**** Dataset content

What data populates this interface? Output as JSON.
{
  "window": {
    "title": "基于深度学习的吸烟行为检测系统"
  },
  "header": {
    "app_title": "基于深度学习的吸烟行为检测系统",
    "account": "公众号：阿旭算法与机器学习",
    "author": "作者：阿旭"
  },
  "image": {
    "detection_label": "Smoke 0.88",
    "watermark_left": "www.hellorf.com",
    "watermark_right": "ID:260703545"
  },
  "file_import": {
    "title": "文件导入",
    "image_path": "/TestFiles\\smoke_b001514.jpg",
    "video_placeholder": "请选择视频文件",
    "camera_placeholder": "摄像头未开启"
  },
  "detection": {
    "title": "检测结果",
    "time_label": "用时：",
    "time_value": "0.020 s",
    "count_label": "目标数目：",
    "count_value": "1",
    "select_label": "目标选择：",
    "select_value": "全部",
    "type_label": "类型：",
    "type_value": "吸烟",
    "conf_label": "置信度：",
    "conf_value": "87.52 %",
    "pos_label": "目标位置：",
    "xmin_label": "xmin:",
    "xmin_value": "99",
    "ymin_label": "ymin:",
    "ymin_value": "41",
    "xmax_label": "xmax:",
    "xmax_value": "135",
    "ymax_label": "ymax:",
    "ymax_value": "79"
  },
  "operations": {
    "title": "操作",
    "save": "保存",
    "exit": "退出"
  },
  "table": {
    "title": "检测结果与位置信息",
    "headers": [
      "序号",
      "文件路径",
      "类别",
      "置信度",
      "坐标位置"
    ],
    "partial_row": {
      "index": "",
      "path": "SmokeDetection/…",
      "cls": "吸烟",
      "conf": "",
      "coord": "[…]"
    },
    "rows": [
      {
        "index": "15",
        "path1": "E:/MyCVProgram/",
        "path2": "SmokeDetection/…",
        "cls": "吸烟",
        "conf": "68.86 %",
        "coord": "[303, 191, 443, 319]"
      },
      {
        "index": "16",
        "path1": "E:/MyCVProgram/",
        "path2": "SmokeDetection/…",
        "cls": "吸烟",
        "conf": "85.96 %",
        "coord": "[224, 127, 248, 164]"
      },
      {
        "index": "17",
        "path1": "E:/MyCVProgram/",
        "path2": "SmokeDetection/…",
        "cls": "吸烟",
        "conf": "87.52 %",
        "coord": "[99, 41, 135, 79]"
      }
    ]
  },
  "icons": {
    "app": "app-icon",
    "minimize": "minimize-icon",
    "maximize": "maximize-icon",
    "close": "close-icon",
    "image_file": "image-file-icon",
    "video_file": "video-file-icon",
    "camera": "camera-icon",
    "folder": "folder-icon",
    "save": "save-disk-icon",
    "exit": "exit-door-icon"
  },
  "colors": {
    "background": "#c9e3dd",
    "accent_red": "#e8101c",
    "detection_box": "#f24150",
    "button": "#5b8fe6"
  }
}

********

Return all the data above once more, precisely as given.

* **Final result**
What data populates this interface? Output as JSON.
{
  "window": {
    "title": "基于深度学习的吸烟行为检测系统"
  },
  "header": {
    "app_title": "基于深度学习的吸烟行为检测系统",
    "account": "公众号：阿旭算法与机器学习",
    "author": "作者：阿旭"
  },
  "image": {
    "detection_label": "Smoke 0.88",
    "watermark_left": "www.hellorf.com",
    "watermark_right": "ID:260703545"
  },
  "file_import": {
    "title": "文件导入",
    "image_path": "/TestFiles\\smoke_b001514.jpg",
    "video_placeholder": "请选择视频文件",
    "camera_placeholder": "摄像头未开启"
  },
  "detection": {
    "title": "检测结果",
    "time_label": "用时：",
    "time_value": "0.020 s",
    "count_label": "目标数目：",
    "count_value": "1",
    "select_label": "目标选择：",
    "select_value": "全部",
    "type_label": "类型：",
    "type_value": "吸烟",
    "conf_label": "置信度：",
    "conf_value": "87.52 %",
    "pos_label": "目标位置：",
    "xmin_label": "xmin:",
    "xmin_value": "99",
    "ymin_label": "ymin:",
    "ymin_value": "41",
    "xmax_label": "xmax:",
    "xmax_value": "135",
    "ymax_label": "ymax:",
    "ymax_value": "79"
  },
  "operations": {
    "title": "操作",
    "save": "保存",
    "exit": "退出"
  },
  "table": {
    "title": "检测结果与位置信息",
    "headers": [
      "序号",
      "文件路径",
      "类别",
      "置信度",
      "坐标位置"
    ],
    "partial_row": {
      "index": "",
      "path": "SmokeDetection/…",
      "cls": "吸烟",
      "conf": "",
      "coord": "[…]"
    },
    "rows": [
      {
        "index": "15",
        "path1": "E:/MyCVProgram/",
        "path2": "SmokeDetection/…",
        "cls": "吸烟",
        "conf": "68.86 %",
        "coord": "[303, 191, 443, 319]"
      },
      {
        "index": "16",
        "path1": "E:/MyCVProgram/",
        "path2": "SmokeDetection/…",
        "cls": "吸烟",
        "conf": "85.96 %",
        "coord": "[224, 127, 248, 164]"
      },
      {
        "index": "17",
        "path1": "E:/MyCVProgram/",
        "path2": "SmokeDetection/…",
        "cls": "吸烟",
        "conf": "87.52 %",
        "coord": "[99, 41, 135, 79]"
      }
    ]
  },
  "icons": {
    "app": "app-icon",
    "minimize": "minimize-icon",
    "maximize": "maximize-icon",
    "close": "close-icon",
    "image_file": "image-file-icon",
    "video_file": "video-file-icon",
    "camera": "camera-icon",
    "folder": "folder-icon",
    "save": "save-disk-icon",
    "exit": "exit-door-icon"
  },
  "colors": {
    "background": "#c9e3dd",
    "accent_red": "#e8101c",
    "detection_box": "#f24150",
    "button": "#5b8fe6"
  }
}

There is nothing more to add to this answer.